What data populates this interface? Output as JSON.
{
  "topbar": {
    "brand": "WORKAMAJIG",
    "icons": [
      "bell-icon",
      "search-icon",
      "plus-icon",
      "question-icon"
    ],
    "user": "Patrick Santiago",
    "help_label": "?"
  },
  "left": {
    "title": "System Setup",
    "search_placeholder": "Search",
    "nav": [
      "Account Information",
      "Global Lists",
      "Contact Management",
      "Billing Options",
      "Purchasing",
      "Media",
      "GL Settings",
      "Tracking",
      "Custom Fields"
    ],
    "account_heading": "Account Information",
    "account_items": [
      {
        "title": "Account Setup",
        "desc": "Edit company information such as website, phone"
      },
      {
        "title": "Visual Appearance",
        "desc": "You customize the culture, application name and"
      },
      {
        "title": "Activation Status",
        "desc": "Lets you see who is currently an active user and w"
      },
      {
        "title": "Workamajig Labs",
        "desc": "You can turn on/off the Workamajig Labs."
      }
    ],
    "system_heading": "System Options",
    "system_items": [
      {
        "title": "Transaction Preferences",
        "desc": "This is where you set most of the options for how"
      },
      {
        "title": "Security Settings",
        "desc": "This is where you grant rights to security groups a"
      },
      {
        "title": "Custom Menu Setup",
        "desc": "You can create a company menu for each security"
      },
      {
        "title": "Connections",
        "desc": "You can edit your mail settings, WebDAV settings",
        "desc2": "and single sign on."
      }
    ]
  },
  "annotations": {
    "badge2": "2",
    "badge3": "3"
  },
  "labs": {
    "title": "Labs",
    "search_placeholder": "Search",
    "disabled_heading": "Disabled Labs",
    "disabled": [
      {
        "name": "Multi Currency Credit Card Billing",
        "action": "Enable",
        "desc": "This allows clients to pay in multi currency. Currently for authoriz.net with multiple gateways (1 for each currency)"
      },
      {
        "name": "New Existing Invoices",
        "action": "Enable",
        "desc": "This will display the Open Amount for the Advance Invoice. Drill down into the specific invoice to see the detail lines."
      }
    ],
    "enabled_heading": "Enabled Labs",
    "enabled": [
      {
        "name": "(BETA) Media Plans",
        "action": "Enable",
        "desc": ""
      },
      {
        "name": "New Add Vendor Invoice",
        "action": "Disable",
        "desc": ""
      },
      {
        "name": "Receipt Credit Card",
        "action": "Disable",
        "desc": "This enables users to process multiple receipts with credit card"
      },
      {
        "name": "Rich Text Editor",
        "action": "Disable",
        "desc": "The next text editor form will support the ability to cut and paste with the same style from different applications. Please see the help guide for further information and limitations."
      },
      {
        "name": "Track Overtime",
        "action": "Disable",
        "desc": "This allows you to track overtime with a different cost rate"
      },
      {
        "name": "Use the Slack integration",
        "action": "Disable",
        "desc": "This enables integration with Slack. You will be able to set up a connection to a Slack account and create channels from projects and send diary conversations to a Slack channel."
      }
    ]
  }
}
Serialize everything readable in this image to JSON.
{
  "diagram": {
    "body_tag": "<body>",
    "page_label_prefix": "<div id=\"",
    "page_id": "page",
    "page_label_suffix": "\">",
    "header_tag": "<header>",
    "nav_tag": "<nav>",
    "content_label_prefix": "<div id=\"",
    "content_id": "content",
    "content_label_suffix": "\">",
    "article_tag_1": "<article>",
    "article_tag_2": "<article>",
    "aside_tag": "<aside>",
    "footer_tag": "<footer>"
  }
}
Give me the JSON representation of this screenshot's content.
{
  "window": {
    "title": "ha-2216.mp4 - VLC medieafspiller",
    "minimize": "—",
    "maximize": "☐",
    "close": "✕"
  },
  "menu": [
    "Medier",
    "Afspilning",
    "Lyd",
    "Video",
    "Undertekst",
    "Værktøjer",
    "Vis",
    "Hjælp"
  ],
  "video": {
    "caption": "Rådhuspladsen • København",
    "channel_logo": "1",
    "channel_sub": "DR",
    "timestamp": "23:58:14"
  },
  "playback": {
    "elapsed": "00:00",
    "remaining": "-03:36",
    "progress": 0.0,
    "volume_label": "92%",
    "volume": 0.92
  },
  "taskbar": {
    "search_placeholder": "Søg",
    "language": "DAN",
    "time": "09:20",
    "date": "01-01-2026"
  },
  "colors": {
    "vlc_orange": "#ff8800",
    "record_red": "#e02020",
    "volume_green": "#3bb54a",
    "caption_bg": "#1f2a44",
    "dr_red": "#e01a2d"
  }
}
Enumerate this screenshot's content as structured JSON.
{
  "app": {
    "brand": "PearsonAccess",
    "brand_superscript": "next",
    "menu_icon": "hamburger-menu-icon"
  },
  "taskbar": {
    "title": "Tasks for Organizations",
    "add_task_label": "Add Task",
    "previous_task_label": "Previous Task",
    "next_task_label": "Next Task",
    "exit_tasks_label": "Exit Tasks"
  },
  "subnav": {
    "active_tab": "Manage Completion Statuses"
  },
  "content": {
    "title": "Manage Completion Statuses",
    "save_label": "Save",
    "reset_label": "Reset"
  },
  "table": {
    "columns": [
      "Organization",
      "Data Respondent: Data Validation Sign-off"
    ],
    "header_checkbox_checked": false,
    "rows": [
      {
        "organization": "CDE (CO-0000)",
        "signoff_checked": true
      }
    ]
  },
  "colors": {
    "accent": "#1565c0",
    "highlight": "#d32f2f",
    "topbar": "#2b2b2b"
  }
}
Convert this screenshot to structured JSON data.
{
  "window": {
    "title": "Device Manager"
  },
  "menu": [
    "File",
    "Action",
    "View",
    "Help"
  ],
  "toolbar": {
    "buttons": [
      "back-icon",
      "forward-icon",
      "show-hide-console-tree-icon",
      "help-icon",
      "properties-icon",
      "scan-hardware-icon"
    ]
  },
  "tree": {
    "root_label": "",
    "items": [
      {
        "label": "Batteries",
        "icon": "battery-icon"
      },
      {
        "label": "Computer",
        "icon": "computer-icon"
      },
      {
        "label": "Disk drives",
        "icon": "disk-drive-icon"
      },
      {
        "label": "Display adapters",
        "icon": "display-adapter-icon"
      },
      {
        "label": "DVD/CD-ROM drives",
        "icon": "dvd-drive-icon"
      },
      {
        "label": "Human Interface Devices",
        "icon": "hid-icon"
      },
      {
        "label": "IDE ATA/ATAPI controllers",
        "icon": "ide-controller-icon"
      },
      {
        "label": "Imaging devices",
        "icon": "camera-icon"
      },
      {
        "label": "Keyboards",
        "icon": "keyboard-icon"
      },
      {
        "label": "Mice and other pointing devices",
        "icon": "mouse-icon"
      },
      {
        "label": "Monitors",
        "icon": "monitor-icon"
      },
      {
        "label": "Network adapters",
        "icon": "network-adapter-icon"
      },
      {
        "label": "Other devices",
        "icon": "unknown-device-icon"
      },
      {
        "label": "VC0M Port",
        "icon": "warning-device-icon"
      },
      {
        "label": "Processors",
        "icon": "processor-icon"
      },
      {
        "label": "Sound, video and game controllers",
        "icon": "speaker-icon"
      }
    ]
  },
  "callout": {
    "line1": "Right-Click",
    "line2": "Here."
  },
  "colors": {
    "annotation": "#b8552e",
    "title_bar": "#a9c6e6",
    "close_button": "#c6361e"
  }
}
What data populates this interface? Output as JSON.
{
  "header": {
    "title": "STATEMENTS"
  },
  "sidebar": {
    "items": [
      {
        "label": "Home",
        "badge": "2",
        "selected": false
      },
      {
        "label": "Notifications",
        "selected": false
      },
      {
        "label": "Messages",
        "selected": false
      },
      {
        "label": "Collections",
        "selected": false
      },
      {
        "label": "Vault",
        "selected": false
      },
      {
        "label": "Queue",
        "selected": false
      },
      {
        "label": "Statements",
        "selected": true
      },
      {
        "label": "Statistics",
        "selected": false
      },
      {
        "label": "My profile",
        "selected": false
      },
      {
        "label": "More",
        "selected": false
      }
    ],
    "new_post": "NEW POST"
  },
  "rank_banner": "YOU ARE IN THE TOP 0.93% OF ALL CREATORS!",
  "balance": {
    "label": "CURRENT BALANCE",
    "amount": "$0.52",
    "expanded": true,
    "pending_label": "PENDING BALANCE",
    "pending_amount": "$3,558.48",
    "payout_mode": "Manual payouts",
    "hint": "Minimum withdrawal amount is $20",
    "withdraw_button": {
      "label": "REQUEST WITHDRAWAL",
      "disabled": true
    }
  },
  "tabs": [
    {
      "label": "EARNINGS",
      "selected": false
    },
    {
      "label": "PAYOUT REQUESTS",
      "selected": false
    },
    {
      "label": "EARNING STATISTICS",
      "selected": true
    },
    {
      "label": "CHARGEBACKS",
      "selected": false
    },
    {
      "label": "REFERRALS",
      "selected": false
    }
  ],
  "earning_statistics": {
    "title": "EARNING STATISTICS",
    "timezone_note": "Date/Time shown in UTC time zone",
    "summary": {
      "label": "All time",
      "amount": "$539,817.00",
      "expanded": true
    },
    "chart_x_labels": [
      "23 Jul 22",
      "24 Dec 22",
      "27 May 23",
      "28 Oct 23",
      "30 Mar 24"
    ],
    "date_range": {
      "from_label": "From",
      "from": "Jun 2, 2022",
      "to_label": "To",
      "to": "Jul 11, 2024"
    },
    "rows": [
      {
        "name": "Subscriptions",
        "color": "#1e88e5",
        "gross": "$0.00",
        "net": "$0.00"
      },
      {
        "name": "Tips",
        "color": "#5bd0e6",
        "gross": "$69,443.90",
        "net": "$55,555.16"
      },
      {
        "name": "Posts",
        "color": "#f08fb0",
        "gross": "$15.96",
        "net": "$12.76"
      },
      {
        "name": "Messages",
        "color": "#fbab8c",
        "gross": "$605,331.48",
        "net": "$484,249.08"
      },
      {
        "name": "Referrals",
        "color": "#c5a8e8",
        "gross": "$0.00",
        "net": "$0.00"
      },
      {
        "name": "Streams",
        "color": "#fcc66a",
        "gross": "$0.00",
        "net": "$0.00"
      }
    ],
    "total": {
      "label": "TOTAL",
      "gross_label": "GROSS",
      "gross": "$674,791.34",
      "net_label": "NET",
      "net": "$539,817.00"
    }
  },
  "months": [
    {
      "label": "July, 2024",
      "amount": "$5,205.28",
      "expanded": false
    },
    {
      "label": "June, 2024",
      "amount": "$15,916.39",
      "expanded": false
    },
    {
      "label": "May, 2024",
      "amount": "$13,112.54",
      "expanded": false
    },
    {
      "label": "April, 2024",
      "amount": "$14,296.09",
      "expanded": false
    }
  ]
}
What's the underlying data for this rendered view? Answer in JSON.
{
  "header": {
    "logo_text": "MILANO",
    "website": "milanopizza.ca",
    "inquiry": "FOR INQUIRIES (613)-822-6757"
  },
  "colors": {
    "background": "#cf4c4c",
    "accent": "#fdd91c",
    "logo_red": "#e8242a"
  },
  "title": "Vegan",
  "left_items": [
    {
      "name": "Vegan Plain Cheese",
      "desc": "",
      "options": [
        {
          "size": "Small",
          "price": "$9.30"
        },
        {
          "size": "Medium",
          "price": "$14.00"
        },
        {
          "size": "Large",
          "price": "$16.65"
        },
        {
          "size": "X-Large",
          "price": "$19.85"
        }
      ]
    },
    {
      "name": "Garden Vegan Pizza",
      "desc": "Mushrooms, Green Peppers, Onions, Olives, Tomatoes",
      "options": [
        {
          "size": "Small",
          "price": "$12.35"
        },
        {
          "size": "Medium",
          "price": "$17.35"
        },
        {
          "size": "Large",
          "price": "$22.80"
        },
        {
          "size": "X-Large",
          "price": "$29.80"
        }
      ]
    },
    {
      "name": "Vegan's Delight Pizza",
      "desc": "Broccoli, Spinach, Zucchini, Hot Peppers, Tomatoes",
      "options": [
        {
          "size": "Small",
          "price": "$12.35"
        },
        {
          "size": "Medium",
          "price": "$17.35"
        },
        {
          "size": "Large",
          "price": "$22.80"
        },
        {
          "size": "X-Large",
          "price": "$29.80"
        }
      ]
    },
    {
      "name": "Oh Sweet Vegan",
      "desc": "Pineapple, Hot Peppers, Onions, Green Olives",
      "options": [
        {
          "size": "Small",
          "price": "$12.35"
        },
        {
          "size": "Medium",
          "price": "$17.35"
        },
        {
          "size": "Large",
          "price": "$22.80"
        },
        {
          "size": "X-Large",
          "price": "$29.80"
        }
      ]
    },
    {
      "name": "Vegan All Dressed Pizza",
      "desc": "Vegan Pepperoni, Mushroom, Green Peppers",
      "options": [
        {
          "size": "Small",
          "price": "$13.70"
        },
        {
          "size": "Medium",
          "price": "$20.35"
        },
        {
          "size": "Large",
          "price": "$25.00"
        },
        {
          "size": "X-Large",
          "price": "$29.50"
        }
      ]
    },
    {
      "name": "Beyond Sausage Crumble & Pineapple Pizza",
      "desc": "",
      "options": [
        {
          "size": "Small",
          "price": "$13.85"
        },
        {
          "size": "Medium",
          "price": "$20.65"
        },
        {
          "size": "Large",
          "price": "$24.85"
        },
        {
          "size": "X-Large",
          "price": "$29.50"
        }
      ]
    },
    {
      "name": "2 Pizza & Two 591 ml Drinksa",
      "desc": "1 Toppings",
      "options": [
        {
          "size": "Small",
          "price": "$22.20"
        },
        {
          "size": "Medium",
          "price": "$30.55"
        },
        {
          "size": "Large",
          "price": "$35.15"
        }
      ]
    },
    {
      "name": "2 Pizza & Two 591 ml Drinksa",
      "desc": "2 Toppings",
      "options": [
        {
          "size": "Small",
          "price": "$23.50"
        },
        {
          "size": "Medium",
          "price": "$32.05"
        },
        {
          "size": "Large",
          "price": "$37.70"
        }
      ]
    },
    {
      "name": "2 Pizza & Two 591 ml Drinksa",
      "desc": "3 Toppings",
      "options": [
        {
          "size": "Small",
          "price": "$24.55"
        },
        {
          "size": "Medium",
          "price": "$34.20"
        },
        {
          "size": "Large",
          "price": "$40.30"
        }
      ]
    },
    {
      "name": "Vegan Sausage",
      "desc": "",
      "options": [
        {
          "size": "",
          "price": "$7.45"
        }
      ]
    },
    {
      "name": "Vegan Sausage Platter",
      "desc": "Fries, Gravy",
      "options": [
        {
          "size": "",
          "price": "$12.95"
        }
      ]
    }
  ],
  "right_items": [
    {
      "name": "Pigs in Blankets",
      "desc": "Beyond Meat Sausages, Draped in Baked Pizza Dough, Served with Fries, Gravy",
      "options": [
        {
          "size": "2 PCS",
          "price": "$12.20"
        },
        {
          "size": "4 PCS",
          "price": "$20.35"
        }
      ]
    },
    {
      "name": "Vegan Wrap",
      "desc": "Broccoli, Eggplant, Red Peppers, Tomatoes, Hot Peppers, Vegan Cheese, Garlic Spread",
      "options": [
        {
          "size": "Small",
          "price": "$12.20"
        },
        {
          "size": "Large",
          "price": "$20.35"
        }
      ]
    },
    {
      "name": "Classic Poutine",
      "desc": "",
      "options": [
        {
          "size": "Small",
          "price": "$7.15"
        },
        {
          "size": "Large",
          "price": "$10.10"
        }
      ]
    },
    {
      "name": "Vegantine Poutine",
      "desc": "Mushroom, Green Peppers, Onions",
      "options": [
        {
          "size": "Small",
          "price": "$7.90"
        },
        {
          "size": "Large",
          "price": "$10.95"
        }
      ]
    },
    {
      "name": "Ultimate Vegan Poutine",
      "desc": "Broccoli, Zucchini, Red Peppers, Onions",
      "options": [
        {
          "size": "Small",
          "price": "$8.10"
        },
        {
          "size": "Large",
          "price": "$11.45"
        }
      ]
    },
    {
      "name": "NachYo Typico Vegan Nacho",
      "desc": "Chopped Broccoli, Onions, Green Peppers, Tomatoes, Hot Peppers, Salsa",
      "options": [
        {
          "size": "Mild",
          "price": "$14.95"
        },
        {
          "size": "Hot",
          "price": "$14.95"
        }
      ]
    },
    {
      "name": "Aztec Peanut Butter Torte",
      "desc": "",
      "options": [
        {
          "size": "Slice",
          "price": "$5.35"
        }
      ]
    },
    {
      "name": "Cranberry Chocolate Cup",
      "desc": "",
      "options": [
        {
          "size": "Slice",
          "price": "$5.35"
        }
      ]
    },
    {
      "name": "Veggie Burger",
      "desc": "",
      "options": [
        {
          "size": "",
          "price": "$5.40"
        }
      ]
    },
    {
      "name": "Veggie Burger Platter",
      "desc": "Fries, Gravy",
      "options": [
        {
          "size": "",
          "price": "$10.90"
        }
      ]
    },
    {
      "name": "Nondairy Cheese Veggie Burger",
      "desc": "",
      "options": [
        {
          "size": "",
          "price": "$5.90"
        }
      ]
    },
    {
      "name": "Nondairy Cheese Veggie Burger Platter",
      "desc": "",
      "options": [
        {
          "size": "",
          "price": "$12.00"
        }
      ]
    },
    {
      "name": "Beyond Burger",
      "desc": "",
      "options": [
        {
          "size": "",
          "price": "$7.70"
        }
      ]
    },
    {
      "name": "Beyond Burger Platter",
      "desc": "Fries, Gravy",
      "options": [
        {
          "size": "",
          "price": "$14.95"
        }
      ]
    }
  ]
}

= = =

From the entries above, select each line containing the string "Zucchini".

In response
      "desc": "Broccoli, Spinach, Zucchini, Hot Peppers, Tomatoes",
      "desc": "Broccoli, Zucchini, Red Peppers, Onions",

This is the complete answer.